The request: State how many lines of the entries below hold the word "title"; reply with nothing but the number.

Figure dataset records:
****************************************
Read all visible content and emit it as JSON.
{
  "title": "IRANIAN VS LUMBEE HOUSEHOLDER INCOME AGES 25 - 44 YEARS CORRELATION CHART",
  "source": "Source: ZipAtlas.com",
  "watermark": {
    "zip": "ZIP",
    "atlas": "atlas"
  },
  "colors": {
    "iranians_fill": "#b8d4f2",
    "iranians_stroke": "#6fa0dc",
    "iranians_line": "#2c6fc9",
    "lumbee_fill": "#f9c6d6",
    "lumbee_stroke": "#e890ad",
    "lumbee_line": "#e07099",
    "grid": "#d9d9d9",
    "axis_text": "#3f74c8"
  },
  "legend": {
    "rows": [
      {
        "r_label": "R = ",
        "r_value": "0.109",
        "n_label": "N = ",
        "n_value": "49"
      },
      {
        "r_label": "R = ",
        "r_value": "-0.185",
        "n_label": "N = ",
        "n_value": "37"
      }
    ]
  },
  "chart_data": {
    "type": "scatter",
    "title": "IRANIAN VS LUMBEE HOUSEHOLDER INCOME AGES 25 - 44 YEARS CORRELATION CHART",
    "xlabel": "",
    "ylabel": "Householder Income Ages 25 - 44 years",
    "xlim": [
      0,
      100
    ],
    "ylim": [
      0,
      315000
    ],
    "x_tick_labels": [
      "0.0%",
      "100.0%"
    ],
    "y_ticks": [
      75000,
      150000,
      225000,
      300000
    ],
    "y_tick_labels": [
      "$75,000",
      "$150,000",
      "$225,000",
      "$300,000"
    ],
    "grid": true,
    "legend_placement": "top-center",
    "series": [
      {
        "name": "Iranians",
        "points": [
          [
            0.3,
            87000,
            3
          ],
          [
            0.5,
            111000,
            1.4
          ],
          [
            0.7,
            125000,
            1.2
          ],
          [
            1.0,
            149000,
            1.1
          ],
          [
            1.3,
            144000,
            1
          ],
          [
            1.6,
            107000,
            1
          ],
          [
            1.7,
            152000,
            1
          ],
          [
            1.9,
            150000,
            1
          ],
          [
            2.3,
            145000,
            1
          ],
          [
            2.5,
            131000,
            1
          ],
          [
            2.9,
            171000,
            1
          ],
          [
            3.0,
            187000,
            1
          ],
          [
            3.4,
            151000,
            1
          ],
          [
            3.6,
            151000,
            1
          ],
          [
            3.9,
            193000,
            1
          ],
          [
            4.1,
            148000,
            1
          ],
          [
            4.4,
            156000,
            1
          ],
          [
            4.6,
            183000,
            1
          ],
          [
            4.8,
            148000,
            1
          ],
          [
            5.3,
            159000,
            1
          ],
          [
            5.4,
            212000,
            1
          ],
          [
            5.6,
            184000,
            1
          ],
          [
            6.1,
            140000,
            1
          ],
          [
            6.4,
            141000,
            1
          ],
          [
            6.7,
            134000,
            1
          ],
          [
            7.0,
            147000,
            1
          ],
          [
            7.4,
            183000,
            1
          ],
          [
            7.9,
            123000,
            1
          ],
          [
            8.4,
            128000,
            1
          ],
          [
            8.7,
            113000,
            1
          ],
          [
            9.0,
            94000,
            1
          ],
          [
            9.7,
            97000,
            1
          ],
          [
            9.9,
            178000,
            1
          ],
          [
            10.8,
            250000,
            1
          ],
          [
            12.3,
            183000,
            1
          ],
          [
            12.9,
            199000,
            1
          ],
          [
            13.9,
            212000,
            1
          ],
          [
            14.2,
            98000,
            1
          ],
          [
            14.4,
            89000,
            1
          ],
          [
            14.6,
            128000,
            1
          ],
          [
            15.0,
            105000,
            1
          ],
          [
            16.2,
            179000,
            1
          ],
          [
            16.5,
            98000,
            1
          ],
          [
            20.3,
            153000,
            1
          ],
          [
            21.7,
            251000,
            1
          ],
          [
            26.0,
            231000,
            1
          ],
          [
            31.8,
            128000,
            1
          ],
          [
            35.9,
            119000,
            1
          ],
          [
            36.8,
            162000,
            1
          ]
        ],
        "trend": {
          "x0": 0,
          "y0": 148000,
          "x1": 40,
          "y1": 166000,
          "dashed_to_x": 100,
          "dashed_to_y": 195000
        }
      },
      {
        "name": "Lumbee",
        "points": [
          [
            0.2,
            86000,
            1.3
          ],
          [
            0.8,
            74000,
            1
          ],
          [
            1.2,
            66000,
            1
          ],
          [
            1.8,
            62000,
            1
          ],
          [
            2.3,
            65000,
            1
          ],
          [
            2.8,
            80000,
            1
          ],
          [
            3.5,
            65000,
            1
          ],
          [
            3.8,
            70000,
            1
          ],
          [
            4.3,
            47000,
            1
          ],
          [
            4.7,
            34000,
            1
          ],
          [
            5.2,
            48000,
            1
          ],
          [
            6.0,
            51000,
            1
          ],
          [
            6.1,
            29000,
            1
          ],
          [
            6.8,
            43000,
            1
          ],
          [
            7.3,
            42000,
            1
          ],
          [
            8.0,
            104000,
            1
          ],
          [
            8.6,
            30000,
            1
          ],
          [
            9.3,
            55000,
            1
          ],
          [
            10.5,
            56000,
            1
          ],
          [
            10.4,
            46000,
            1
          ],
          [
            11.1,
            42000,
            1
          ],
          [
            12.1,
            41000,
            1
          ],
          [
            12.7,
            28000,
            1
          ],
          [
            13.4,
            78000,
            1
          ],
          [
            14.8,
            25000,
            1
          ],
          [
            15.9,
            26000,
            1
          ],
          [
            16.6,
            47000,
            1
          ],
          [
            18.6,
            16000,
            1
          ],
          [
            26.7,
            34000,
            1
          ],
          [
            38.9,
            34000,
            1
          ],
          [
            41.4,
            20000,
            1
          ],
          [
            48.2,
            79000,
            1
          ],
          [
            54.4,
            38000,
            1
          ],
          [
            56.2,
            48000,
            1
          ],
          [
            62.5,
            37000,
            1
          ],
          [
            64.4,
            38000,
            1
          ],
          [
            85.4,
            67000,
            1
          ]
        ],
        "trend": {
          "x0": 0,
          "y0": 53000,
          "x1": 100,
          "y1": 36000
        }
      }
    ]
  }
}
****************************************
Solved problem: 2